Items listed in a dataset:
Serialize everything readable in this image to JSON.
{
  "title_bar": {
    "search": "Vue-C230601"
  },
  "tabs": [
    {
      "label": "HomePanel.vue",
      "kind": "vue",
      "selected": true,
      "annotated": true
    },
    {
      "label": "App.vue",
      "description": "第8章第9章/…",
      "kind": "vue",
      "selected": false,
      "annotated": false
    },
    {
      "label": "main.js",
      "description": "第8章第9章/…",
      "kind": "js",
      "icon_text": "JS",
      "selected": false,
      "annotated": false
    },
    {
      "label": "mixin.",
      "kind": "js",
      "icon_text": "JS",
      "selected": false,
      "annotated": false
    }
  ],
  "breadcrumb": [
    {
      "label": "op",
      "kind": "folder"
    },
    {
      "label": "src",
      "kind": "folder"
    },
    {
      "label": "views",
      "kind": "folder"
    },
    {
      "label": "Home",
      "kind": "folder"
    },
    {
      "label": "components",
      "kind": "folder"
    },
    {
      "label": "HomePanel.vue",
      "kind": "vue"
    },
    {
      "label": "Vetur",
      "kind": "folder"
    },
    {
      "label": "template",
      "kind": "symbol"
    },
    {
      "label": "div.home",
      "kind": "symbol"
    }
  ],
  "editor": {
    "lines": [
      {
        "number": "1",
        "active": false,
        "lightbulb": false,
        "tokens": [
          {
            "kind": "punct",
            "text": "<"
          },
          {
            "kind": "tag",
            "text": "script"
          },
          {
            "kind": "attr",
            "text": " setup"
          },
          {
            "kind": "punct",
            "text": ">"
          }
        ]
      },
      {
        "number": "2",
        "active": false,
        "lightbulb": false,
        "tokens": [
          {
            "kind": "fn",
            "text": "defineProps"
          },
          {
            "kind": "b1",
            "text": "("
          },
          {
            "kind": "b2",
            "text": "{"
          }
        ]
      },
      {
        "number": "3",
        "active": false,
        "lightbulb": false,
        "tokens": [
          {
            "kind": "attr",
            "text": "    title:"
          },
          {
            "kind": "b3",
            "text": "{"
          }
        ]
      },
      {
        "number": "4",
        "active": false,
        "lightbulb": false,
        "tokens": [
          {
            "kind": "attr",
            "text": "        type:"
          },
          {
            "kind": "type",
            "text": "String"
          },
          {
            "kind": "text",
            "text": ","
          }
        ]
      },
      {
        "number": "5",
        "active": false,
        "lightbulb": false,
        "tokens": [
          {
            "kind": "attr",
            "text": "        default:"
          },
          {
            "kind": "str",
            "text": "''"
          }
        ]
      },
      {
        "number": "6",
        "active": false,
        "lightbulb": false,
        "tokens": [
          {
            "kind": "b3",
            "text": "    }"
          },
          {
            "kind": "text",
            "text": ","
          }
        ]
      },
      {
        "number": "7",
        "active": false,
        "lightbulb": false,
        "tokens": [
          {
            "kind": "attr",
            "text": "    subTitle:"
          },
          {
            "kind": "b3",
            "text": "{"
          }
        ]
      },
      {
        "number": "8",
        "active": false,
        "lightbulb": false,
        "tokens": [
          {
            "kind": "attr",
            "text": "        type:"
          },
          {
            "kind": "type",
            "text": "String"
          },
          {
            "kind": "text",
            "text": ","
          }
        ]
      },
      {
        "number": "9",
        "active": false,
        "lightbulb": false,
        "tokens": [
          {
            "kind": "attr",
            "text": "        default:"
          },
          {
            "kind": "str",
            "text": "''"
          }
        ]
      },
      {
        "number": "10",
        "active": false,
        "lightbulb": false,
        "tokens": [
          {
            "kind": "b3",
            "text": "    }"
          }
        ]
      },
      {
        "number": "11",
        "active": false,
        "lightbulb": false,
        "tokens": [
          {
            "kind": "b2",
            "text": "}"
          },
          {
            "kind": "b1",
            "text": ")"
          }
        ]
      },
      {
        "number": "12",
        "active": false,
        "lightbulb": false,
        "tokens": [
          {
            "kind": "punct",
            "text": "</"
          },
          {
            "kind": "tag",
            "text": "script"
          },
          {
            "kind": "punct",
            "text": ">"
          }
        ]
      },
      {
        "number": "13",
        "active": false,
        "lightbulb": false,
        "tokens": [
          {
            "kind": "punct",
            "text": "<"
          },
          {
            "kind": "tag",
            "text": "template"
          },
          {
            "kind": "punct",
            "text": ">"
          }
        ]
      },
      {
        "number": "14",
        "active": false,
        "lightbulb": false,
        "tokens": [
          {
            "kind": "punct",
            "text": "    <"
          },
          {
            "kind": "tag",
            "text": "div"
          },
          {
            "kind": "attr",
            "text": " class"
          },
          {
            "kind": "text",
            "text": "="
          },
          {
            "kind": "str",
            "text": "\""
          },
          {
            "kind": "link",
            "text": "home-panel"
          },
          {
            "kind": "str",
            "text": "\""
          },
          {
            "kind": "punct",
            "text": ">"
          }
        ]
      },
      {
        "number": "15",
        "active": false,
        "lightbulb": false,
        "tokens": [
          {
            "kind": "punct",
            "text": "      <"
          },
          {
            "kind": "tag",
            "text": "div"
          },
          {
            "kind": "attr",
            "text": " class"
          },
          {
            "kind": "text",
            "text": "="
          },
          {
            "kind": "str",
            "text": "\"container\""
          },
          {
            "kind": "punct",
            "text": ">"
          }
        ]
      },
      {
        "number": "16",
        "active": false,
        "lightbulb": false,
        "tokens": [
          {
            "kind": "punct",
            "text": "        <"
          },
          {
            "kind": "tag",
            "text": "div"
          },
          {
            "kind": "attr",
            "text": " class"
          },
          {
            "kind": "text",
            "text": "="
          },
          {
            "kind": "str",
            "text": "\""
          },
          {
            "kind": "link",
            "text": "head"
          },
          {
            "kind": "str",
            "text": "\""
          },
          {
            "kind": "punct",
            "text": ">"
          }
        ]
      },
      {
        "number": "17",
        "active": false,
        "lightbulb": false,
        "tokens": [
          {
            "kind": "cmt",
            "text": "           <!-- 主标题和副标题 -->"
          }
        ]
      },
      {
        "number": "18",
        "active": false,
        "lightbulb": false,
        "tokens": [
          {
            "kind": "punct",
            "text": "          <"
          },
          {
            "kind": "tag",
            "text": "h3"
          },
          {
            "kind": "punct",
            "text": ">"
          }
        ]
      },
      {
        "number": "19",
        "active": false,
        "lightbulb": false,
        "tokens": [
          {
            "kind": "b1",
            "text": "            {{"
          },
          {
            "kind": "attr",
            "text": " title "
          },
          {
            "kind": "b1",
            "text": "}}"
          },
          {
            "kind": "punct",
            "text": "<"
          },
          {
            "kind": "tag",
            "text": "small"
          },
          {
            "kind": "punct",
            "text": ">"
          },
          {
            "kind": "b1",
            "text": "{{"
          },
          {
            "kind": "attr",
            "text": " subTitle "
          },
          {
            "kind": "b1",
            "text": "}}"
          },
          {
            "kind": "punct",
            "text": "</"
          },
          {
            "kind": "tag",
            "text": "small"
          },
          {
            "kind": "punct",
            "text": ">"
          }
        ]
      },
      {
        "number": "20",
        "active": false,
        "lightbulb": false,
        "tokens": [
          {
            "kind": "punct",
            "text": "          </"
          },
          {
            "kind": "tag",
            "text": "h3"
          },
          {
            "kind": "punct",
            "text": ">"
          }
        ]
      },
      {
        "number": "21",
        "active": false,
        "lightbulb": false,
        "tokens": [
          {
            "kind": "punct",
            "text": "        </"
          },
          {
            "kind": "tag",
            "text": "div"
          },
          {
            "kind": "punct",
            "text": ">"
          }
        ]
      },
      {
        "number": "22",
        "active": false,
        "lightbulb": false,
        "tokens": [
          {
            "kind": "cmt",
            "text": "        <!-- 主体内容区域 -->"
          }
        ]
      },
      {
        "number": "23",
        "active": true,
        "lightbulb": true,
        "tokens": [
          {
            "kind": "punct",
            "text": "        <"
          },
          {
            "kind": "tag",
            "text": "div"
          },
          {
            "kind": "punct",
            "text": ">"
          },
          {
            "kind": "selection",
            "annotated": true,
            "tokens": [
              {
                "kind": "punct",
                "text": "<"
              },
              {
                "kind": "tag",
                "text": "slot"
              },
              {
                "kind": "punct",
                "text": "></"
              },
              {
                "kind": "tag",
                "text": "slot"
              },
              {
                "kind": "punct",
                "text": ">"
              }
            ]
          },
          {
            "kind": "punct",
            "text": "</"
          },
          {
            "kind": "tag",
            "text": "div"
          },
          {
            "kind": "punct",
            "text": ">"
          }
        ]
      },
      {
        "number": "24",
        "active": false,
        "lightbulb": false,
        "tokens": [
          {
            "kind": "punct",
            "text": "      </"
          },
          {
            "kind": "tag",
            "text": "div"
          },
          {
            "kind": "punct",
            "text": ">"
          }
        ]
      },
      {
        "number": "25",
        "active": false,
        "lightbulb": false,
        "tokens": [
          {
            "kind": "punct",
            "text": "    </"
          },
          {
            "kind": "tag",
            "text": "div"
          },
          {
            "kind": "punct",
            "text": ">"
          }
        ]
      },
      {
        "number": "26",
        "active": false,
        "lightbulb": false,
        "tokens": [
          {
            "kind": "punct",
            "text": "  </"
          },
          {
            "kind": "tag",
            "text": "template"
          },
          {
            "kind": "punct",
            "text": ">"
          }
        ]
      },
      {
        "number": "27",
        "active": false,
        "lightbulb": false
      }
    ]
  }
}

- Task requirements -
Take every line above carrying "true" and return it.

- Answer for this exercise -
      "selected": true,
      "annotated": true
        "active": true,
        "lightbulb": true,
            "annotated": true,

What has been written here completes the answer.